### Given problem
Copy every line of the records below without changing anything.

### Provided material
════════════════════
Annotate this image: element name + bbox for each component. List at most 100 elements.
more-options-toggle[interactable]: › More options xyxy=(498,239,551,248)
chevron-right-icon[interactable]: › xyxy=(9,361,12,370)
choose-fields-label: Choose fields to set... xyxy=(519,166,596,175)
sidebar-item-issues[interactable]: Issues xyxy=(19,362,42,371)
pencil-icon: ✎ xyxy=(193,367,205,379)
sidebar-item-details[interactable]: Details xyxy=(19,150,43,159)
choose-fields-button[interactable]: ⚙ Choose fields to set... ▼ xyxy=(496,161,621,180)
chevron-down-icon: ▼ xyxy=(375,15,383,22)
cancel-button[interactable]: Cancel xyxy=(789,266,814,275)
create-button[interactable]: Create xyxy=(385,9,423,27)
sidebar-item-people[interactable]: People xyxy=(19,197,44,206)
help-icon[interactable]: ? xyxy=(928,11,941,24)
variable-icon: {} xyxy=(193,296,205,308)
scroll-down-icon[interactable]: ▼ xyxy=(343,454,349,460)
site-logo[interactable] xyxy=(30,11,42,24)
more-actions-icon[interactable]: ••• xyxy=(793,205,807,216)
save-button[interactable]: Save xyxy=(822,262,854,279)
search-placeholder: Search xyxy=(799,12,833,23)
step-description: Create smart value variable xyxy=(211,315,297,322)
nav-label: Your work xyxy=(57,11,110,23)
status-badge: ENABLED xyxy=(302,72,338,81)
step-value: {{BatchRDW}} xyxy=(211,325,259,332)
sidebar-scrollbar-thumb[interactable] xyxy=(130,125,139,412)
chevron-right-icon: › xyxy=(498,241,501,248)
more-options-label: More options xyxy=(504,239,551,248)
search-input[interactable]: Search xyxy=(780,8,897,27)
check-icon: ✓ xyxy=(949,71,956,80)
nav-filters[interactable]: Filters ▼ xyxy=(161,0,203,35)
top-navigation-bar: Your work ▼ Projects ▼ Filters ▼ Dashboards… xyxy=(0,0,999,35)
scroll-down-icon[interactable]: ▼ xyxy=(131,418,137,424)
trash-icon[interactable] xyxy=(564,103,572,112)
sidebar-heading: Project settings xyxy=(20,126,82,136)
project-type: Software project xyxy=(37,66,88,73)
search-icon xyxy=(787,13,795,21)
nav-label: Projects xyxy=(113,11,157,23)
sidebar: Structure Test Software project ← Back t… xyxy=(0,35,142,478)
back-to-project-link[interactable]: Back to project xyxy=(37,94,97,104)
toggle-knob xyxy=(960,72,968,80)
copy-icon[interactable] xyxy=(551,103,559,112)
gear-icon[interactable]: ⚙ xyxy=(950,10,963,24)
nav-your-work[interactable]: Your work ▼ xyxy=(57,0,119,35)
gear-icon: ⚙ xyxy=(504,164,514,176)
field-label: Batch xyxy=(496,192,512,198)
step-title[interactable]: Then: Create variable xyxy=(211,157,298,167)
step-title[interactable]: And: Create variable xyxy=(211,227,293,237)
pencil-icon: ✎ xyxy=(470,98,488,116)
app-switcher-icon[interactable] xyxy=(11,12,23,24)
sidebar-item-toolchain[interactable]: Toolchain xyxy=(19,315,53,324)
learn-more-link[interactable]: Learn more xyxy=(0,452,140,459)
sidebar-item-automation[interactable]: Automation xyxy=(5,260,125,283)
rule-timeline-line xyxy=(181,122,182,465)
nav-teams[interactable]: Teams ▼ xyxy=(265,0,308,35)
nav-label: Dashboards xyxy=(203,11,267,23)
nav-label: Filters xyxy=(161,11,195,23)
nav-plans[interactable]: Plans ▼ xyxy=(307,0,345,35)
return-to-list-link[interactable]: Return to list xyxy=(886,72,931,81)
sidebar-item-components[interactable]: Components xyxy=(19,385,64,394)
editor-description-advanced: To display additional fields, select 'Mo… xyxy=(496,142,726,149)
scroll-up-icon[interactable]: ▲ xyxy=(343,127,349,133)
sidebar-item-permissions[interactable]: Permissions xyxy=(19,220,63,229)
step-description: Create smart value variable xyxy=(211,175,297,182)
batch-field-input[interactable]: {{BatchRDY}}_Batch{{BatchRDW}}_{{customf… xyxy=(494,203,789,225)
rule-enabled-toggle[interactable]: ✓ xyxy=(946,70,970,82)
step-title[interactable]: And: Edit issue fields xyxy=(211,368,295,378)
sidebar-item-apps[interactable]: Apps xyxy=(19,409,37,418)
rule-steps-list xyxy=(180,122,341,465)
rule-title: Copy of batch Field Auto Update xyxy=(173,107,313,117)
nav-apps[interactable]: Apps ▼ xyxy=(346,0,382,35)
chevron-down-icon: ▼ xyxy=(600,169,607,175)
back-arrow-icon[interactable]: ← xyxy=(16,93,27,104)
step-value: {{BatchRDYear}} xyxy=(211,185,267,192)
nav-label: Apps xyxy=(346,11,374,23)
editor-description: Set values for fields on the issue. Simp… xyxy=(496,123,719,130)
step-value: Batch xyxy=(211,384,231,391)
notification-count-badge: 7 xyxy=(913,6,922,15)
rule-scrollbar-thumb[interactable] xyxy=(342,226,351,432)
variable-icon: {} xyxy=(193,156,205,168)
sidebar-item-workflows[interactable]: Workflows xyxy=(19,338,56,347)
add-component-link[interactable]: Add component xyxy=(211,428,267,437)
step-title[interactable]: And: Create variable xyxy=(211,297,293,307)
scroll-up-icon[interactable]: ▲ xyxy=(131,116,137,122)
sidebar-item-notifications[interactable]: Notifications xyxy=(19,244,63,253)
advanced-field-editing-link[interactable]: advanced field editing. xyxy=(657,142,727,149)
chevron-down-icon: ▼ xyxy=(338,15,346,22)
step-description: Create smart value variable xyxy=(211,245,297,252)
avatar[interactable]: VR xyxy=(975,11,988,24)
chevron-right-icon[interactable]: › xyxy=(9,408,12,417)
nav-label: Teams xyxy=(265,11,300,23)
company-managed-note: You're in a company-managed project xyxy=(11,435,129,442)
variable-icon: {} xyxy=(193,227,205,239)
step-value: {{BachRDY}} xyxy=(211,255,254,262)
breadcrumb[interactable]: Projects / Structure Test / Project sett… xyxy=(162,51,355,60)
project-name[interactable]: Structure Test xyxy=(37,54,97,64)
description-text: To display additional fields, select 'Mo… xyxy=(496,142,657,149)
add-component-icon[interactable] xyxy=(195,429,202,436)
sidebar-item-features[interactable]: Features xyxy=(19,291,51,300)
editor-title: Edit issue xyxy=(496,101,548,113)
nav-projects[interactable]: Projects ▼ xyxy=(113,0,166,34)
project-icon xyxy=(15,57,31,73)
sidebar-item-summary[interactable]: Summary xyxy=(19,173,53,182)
════════════════════
### Result for this exercise
Annotate this image: element name + bbox for each component. List at most 100 elements.
more-options-toggle[interactable]: › More options xyxy=(498,239,551,248)
chevron-right-icon[interactable]: › xyxy=(9,361,12,370)
choose-fields-label: Choose fields to set... xyxy=(519,166,596,175)
sidebar-item-issues[interactable]: Issues xyxy=(19,362,42,371)
pencil-icon: ✎ xyxy=(193,367,205,379)
sidebar-item-details[interactable]: Details xyxy=(19,150,43,159)
choose-fields-button[interactable]: ⚙ Choose fields to set... ▼ xyxy=(496,161,621,180)
chevron-down-icon: ▼ xyxy=(375,15,383,22)
cancel-button[interactable]: Cancel xyxy=(789,266,814,275)
create-button[interactable]: Create xyxy=(385,9,423,27)
sidebar-item-people[interactable]: People xyxy=(19,197,44,206)
help-icon[interactable]: ? xyxy=(928,11,941,24)
variable-icon: {} xyxy=(193,296,205,308)
scroll-down-icon[interactable]: ▼ xyxy=(343,454,349,460)
site-logo[interactable] xyxy=(30,11,42,24)
more-actions-icon[interactable]: ••• xyxy=(793,205,807,216)
save-button[interactable]: Save xyxy=(822,262,854,279)
search-placeholder: Search xyxy=(799,12,833,23)
step-description: Create smart value variable xyxy=(211,315,297,322)
nav-label: Your work xyxy=(57,11,110,23)
status-badge: ENABLED xyxy=(302,72,338,81)
step-value: {{BatchRDW}} xyxy=(211,325,259,332)
sidebar-scrollbar-thumb[interactable] xyxy=(130,125,139,412)
chevron-right-icon: › xyxy=(498,241,501,248)
more-options-label: More options xyxy=(504,239,551,248)
search-input[interactable]: Search xyxy=(780,8,897,27)
check-icon: ✓ xyxy=(949,71,956,80)
nav-filters[interactable]: Filters ▼ xyxy=(161,0,203,35)
top-navigation-bar: Your work ▼ Projects ▼ Filters ▼ Dashboards… xyxy=(0,0,999,35)
scroll-down-icon[interactable]: ▼ xyxy=(131,418,137,424)
trash-icon[interactable] xyxy=(564,103,572,112)
sidebar-heading: Project settings xyxy=(20,126,82,136)
project-type: Software project xyxy=(37,66,88,73)
search-icon xyxy=(787,13,795,21)
nav-label: Projects xyxy=(113,11,157,23)
sidebar: Structure Test Software project ← Back t… xyxy=(0,35,142,478)
back-to-project-link[interactable]: Back to project xyxy=(37,94,97,104)
toggle-knob xyxy=(960,72,968,80)
copy-icon[interactable] xyxy=(551,103,559,112)
gear-icon[interactable]: ⚙ xyxy=(950,10,963,24)
nav-your-work[interactable]: Your work ▼ xyxy=(57,0,119,35)
gear-icon: ⚙ xyxy=(504,164,514,176)
field-label: Batch xyxy=(496,192,512,198)
step-title[interactable]: Then: Create variable xyxy=(211,157,298,167)
step-title[interactable]: And: Create variable xyxy=(211,227,293,237)
pencil-icon: ✎ xyxy=(470,98,488,116)
app-switcher-icon[interactable] xyxy=(11,12,23,24)
sidebar-item-toolchain[interactable]: Toolchain xyxy=(19,315,53,324)
learn-more-link[interactable]: Learn more xyxy=(0,452,140,459)
sidebar-item-automation[interactable]: Automation xyxy=(5,260,125,283)
rule-timeline-line xyxy=(181,122,182,465)
nav-teams[interactable]: Teams ▼ xyxy=(265,0,308,35)
nav-label: Dashboards xyxy=(203,11,267,23)
nav-label: Filters xyxy=(161,11,195,23)
nav-plans[interactable]: Plans ▼ xyxy=(307,0,345,35)
return-to-list-link[interactable]: Return to list xyxy=(886,72,931,81)
sidebar-item-components[interactable]: Components xyxy=(19,385,64,394)
editor-description-advanced: To display additional fields, select 'Mo… xyxy=(496,142,726,149)
scroll-up-icon[interactable]: ▲ xyxy=(343,127,349,133)
sidebar-item-permissions[interactable]: Permissions xyxy=(19,220,63,229)
step-description: Create smart value variable xyxy=(211,175,297,182)
batch-field-input[interactable]: {{BatchRDY}}_Batch{{BatchRDW}}_{{customf… xyxy=(494,203,789,225)
rule-enabled-toggle[interactable]: ✓ xyxy=(946,70,970,82)
step-title[interactable]: And: Edit issue fields xyxy=(211,368,295,378)
sidebar-item-apps[interactable]: Apps xyxy=(19,409,37,418)
rule-steps-list xyxy=(180,122,341,465)
rule-title: Copy of batch Field Auto Update xyxy=(173,107,313,117)
nav-apps[interactable]: Apps ▼ xyxy=(346,0,382,35)
chevron-down-icon: ▼ xyxy=(600,169,607,175)
back-arrow-icon[interactable]: ← xyxy=(16,93,27,104)
step-value: {{BatchRDYear}} xyxy=(211,185,267,192)
nav-label: Apps xyxy=(346,11,374,23)
editor-description: Set values for fields on the issue. Simp… xyxy=(496,123,719,130)
step-value: Batch xyxy=(211,384,231,391)
notification-count-badge: 7 xyxy=(913,6,922,15)
rule-scrollbar-thumb[interactable] xyxy=(342,226,351,432)
variable-icon: {} xyxy=(193,156,205,168)
sidebar-item-workflows[interactable]: Workflows xyxy=(19,338,56,347)
add-component-link[interactable]: Add component xyxy=(211,428,267,437)
step-title[interactable]: And: Create variable xyxy=(211,297,293,307)
scroll-up-icon[interactable]: ▲ xyxy=(131,116,137,122)
sidebar-item-notifications[interactable]: Notifications xyxy=(19,244,63,253)
advanced-field-editing-link[interactable]: advanced field editing. xyxy=(657,142,727,149)
chevron-down-icon: ▼ xyxy=(338,15,346,22)
step-description: Create smart value variable xyxy=(211,245,297,252)
avatar[interactable]: VR xyxy=(975,11,988,24)
chevron-right-icon[interactable]: › xyxy=(9,408,12,417)
nav-label: Teams xyxy=(265,11,300,23)
company-managed-note: You're in a company-managed project xyxy=(11,435,129,442)
variable-icon: {} xyxy=(193,227,205,239)
step-value: {{BachRDY}} xyxy=(211,255,254,262)
breadcrumb[interactable]: Projects / Structure Test / Project sett… xyxy=(162,51,355,60)
project-name[interactable]: Structure Test xyxy=(37,54,97,64)
description-text: To display additional fields, select 'Mo… xyxy=(496,142,657,149)
add-component-icon[interactable] xyxy=(195,429,202,436)
sidebar-item-features[interactable]: Features xyxy=(19,291,51,300)
editor-title: Edit issue xyxy=(496,101,548,113)
nav-projects[interactable]: Projects ▼ xyxy=(113,0,166,34)
project-icon xyxy=(15,57,31,73)
sidebar-item-summary[interactable]: Summary xyxy=(19,173,53,182)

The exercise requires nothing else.